_Entries provided_:
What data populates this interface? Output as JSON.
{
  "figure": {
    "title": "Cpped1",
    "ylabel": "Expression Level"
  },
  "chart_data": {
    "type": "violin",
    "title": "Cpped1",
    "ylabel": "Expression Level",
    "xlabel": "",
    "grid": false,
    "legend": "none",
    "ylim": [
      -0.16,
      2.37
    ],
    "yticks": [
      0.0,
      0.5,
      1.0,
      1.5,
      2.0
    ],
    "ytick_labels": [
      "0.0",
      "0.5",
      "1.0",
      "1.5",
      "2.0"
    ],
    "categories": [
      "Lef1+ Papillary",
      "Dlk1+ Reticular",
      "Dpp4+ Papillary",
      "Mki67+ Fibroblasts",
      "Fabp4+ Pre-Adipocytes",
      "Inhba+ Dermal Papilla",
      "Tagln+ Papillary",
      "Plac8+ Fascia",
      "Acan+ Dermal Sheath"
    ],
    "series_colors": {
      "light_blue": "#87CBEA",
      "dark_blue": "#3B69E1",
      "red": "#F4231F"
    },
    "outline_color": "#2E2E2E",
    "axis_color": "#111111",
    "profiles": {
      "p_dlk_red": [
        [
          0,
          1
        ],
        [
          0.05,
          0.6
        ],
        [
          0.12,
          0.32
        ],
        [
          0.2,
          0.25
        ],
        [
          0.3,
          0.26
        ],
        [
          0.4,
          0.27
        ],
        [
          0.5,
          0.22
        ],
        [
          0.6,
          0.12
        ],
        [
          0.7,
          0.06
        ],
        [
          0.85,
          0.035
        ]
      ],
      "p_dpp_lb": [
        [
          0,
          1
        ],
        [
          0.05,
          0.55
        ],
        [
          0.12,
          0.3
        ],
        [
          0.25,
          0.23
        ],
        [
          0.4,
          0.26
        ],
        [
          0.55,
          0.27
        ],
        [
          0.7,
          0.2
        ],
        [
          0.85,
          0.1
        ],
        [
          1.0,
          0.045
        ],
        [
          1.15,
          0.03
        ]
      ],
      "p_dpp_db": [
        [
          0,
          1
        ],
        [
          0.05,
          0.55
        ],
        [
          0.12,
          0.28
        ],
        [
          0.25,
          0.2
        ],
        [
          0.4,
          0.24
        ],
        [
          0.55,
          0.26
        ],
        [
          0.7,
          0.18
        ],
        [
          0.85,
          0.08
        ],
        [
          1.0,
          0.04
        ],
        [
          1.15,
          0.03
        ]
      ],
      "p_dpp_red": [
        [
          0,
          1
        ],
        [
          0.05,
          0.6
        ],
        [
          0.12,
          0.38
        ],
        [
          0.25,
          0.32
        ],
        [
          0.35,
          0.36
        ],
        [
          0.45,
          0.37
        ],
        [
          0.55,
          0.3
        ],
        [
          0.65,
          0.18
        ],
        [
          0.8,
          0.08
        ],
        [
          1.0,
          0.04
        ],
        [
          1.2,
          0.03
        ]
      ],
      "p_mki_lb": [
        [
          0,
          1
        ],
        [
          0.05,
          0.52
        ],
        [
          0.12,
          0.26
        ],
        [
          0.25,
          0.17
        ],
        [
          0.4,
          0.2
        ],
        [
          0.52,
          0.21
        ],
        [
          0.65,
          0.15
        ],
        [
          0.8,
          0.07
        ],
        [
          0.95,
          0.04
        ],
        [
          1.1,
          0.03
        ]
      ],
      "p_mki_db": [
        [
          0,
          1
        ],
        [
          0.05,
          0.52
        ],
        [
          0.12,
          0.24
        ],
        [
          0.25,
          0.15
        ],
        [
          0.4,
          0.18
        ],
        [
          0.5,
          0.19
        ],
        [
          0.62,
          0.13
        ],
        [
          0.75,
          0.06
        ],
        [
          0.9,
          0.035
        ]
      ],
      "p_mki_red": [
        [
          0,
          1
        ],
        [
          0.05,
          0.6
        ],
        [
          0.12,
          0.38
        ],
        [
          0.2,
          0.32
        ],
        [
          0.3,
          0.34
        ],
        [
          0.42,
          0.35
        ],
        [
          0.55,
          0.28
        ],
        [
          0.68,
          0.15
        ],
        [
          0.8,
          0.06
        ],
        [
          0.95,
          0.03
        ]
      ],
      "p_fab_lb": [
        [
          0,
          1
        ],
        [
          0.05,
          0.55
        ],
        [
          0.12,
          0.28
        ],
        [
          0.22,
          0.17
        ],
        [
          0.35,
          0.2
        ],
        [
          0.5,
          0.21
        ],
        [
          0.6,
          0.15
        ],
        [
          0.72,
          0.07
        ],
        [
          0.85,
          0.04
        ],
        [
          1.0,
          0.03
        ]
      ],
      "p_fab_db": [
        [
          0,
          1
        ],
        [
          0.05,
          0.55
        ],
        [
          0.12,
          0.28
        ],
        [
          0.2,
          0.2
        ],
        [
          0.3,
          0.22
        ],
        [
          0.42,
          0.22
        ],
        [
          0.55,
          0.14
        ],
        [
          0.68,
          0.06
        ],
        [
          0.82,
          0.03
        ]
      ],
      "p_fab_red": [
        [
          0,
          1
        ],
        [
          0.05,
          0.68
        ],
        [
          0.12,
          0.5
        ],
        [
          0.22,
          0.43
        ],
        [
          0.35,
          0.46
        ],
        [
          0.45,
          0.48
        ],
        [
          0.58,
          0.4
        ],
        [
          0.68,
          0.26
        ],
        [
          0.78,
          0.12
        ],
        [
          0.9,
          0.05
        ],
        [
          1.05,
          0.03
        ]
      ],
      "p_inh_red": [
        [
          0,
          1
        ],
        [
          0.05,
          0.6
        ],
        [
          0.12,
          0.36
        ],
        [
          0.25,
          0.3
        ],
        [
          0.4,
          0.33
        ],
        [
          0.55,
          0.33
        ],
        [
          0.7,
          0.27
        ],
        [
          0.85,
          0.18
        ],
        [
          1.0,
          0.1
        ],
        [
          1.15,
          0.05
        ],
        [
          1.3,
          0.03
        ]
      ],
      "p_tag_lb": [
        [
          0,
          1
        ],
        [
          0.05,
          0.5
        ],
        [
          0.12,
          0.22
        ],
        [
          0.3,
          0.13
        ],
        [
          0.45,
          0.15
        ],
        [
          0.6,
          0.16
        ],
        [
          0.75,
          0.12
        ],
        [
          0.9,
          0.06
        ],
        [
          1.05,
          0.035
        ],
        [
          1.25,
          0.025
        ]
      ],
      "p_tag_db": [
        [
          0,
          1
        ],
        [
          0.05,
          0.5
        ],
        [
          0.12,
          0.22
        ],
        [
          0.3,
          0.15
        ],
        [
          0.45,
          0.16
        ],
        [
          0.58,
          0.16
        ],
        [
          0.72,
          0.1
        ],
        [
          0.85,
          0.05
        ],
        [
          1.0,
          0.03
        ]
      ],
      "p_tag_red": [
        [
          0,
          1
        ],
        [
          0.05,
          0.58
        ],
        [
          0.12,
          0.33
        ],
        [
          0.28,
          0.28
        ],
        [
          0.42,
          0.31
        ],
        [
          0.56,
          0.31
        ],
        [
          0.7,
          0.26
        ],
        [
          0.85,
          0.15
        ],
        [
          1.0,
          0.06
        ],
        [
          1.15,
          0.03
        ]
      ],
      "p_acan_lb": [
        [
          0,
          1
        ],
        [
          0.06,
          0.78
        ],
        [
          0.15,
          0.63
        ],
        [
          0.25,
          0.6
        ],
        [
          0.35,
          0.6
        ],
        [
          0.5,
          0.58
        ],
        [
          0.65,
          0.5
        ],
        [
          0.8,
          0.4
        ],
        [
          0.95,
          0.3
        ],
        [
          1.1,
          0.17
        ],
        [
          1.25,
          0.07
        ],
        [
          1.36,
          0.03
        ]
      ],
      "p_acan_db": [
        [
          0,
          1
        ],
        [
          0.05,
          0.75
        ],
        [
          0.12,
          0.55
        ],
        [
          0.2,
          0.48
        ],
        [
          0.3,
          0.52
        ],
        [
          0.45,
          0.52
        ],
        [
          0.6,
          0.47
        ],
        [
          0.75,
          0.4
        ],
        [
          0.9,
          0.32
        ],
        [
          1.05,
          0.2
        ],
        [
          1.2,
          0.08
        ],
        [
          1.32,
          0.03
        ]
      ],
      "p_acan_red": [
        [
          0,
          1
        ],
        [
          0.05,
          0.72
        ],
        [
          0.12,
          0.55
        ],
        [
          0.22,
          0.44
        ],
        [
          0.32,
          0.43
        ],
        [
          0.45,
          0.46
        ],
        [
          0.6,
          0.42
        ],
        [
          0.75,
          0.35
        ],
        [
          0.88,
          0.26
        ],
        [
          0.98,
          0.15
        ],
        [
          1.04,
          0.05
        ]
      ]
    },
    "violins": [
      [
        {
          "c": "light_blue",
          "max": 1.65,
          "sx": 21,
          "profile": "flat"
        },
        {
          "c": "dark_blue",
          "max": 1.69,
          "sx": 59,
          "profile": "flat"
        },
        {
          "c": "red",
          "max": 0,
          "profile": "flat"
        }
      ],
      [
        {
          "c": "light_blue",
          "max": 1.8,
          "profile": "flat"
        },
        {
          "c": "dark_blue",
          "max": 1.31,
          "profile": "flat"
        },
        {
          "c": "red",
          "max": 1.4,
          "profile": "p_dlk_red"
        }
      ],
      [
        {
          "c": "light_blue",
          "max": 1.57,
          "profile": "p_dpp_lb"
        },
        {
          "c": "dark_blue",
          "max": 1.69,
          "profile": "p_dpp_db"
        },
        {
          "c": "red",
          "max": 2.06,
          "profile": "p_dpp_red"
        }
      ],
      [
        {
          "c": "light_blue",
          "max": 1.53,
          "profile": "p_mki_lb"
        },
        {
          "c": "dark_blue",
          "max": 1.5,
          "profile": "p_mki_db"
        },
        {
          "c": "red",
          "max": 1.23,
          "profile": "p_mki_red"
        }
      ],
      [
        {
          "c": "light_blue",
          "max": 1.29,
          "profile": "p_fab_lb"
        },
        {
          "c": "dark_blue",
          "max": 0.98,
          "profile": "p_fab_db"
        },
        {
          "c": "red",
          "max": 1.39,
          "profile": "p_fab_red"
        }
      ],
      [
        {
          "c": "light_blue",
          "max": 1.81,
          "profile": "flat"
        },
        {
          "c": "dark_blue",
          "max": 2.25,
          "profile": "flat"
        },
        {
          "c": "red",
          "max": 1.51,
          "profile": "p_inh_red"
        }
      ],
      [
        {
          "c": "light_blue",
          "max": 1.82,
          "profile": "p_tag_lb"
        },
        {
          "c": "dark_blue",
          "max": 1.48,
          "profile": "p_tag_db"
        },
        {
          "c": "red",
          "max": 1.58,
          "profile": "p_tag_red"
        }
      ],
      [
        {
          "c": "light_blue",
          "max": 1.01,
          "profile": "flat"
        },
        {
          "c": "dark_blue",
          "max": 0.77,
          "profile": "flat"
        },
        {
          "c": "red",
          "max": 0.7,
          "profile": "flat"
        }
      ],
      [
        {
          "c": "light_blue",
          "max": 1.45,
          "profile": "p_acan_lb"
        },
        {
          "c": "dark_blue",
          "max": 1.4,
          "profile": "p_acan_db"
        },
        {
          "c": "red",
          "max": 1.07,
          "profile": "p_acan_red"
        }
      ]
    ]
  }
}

_The request_: Collect each line holding the string "Papillary".

_Output of the exercise_:
      "Lef1+ Papillary",
      "Dpp4+ Papillary",
      "Tagln+ Papillary",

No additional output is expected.